> **Task details**: Every line that includes the word "appurtenances" is to be listed.

--- BEGIN Input records ---

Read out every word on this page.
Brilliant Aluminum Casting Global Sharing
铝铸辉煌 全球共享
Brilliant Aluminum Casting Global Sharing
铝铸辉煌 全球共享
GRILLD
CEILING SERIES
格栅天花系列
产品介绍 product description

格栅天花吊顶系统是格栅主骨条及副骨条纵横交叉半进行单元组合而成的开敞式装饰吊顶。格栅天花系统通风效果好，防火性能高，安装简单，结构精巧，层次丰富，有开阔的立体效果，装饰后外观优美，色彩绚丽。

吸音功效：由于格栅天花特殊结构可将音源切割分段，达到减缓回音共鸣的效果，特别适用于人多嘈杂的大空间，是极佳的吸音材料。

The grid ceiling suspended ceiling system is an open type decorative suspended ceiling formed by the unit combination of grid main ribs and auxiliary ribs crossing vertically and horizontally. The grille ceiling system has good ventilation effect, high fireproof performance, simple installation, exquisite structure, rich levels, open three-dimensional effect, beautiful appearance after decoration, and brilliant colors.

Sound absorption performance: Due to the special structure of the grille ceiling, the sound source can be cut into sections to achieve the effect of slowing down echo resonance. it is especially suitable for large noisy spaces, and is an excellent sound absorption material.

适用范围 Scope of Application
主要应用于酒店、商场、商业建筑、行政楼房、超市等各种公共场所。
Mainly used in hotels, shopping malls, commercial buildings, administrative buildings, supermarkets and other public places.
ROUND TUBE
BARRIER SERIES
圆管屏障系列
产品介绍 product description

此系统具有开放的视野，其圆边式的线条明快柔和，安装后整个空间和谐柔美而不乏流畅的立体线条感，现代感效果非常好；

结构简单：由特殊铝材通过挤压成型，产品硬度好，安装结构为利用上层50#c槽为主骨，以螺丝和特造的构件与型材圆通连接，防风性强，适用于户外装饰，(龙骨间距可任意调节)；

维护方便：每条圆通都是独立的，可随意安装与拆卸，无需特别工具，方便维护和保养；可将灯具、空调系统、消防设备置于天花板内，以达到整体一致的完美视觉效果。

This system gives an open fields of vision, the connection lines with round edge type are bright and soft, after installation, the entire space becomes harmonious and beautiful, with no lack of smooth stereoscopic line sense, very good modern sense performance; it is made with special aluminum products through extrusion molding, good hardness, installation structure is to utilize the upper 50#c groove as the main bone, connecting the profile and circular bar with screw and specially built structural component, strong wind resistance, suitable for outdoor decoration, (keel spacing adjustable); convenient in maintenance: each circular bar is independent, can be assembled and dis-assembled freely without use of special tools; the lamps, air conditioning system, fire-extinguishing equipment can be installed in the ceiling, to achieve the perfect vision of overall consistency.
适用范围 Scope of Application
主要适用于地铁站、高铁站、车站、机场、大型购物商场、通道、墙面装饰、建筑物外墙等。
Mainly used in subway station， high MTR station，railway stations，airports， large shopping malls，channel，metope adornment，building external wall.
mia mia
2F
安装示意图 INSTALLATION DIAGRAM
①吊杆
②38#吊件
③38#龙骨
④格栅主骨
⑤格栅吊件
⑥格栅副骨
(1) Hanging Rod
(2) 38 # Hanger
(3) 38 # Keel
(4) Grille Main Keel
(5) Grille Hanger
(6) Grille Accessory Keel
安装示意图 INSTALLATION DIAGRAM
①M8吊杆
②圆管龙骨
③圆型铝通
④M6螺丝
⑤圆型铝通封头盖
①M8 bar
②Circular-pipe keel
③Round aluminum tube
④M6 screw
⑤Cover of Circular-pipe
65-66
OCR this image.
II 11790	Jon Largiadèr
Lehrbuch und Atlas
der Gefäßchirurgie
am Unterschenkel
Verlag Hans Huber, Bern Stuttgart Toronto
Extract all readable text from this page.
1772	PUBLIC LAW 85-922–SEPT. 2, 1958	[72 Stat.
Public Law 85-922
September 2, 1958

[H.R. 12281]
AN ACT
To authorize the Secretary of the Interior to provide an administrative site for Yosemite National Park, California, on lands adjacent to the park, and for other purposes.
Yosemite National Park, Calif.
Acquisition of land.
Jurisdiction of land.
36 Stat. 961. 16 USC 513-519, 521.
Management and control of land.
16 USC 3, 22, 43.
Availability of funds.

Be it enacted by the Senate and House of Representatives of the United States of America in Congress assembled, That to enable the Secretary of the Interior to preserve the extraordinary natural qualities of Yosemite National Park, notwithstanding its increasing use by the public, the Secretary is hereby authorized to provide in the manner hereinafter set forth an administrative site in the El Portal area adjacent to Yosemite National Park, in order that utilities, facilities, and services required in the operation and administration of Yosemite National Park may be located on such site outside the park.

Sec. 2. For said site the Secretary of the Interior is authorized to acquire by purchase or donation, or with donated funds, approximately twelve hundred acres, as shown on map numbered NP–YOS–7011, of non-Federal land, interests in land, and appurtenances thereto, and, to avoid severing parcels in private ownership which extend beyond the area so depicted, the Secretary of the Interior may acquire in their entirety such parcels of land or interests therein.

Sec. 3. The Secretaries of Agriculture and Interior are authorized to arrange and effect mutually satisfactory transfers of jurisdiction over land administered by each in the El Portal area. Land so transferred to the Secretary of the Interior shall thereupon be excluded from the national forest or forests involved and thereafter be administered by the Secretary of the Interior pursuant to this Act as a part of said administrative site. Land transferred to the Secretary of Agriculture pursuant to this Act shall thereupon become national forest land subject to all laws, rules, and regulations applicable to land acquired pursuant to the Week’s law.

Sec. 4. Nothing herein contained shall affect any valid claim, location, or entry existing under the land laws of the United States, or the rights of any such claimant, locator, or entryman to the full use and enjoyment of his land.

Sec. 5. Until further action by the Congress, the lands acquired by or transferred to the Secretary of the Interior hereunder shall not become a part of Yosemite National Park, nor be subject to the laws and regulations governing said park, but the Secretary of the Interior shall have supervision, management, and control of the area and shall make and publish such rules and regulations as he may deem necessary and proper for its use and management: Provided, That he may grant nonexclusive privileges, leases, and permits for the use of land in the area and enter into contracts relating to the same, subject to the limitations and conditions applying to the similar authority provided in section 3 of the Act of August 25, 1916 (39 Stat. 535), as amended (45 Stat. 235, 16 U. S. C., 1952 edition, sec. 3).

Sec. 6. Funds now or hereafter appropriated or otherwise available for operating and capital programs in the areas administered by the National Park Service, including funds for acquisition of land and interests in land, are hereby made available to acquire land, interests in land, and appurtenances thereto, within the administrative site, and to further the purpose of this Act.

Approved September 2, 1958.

--- END Input records ---

> **Solution below**:
Sec. 2. For said site the Secretary of the Interior is authorized to acquire by purchase or donation, or with donated funds, approximately twelve hundred acres, as shown on map numbered NP–YOS–7011, of non-Federal land, interests in land, and appurtenances thereto, and, to avoid severing parcels in private ownership which extend beyond the area so depicted, the Secretary of the Interior may acquire in their entirety such parcels of land or interests therein.
Sec. 6. Funds now or hereafter appropriated or otherwise available for operating and capital programs in the areas administered by the National Park Service, including funds for acquisition of land and interests in land, are hereby made available to acquire land, interests in land, and appurtenances thereto, within the administrative site, and to further the purpose of this Act.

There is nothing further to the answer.